A block of data
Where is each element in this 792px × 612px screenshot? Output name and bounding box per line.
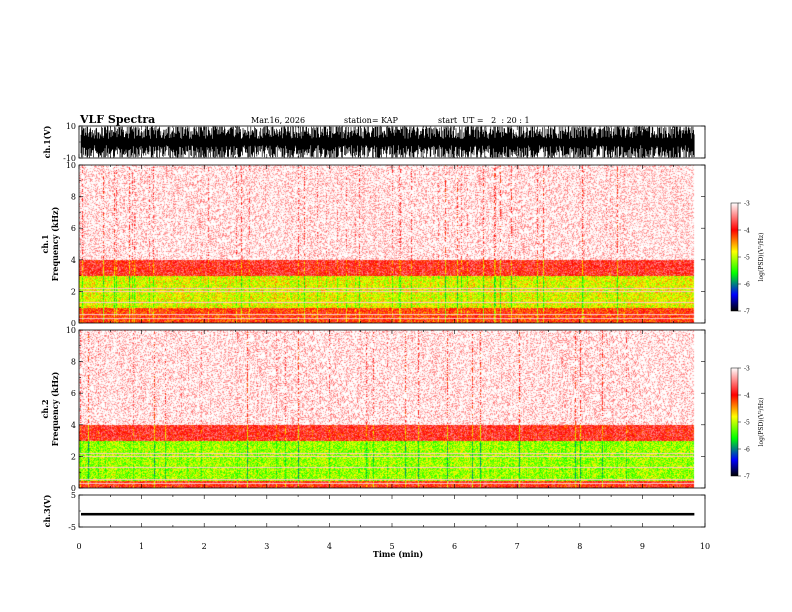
spectrogram-raster-2	[79, 165, 705, 323]
colorbar-gradient	[730, 367, 739, 477]
colorbar-label: log(PSD)(V²/Hz)	[758, 398, 765, 447]
x-tick-label: 7	[515, 542, 520, 551]
panel-3-ytick-label: 2	[71, 452, 76, 461]
figure-title: VLF Spectra	[79, 113, 155, 126]
panel-3-ytick-label: 8	[71, 358, 76, 367]
panel-3-ytick-label: 10	[66, 326, 76, 335]
panel-3-ytick-label: 0	[71, 484, 76, 493]
colorbar-tick-label: -6	[744, 282, 750, 289]
panel-3: 0 2 4 6 8 10 ch.2Frequency (kHz)	[40, 326, 706, 493]
start-ut-label: start UT = 2 : 20 : 1	[438, 116, 530, 125]
panel-4-ytick-label: -5	[68, 523, 76, 532]
x-tick-label: 5	[389, 542, 394, 551]
waveform-path-1	[80, 126, 695, 158]
x-tick-label: 6	[452, 542, 457, 551]
panel-1-ytick-label: 10	[66, 122, 76, 131]
panel-1-ytick-label: -10	[63, 154, 76, 163]
colorbar-tick-label: -4	[744, 393, 750, 400]
colorbar-tick-label: -6	[744, 447, 750, 454]
panel-3-ytick-label: 4	[71, 421, 76, 430]
panel-2: 0 2 4 6 8 10 ch.1Frequency (kHz)	[40, 161, 706, 328]
waveform-trace-1	[80, 126, 695, 158]
panel-4: 5 -5 ch.3(V)	[42, 491, 706, 532]
colorbar-tick-label: -3	[744, 366, 750, 373]
date-label: Mar.16, 2026	[251, 116, 305, 125]
waveform-trace-4	[81, 512, 695, 516]
panel-1-ylabel: ch.1(V)	[42, 125, 52, 158]
panel-2-ytick-label: 10	[66, 161, 76, 170]
colorbar-gradient	[730, 202, 739, 312]
x-tick-label: 1	[139, 542, 144, 551]
colorbars-group: -3 -4 -5 -6 -7 log(PSD)(V²/Hz) -3 -4 -5 -6 -7 log(P…	[730, 201, 765, 481]
colorbar-1: -3 -4 -5 -6 -7 log(PSD)(V²/Hz)	[730, 201, 765, 316]
spectrogram-canvas-3	[79, 330, 705, 488]
panel-2-ytick-label: 0	[71, 319, 76, 328]
panel-2-ytick-label: 6	[71, 224, 76, 233]
x-tick-label: 9	[640, 542, 645, 551]
waveform-band-4	[81, 512, 695, 516]
panel-4-frame	[78, 494, 706, 528]
x-tick-label: 10	[700, 542, 710, 551]
x-axis-label: Time (min)	[373, 549, 423, 559]
panel-3-ylabel: ch.2Frequency (kHz)	[40, 371, 60, 446]
x-tick-label: 4	[327, 542, 332, 551]
colorbar-tick-label: -5	[744, 255, 750, 262]
x-tick-label: 0	[76, 542, 81, 551]
panel-1: 10 -10 ch.1(V)	[42, 122, 706, 163]
x-axis: 0 1 2 3 4 5 6 7 8 9 10	[76, 542, 710, 551]
colorbar-tick-label: -3	[744, 201, 750, 208]
panel-2-ytick-label: 8	[71, 193, 76, 202]
spectrogram-raster-3	[79, 330, 705, 488]
colorbar-tick-label: -4	[744, 228, 750, 235]
colorbar-tick-label: -7	[744, 474, 750, 481]
x-tick-label: 2	[202, 542, 207, 551]
spectrogram-canvas-2	[79, 165, 705, 323]
x-tick-label: 8	[577, 542, 582, 551]
station-label: station= KAP	[344, 116, 399, 125]
colorbar-2: -3 -4 -5 -6 -7 log(PSD)(V²/Hz)	[730, 366, 765, 481]
panel-3-ytick-label: 6	[71, 389, 76, 398]
panel-4-ylabel: ch.3(V)	[42, 494, 52, 527]
colorbar-label: log(PSD)(V²/Hz)	[758, 233, 765, 282]
x-tick-label: 3	[264, 542, 269, 551]
panel-4-ytick-label: 5	[71, 491, 76, 500]
colorbar-tick-label: -7	[744, 309, 750, 316]
panel-2-ytick-label: 2	[71, 287, 76, 296]
panel-2-ytick-label: 4	[71, 256, 76, 265]
colorbar-tick-label: -5	[744, 420, 750, 427]
panel-2-ylabel: ch.1Frequency (kHz)	[40, 206, 60, 281]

SHORT EXERCISE: Count the lines in the records that contain the string "axis", treating uppercase and lowercase as different. Give only the number.

WRITTEN SOLUTION: 2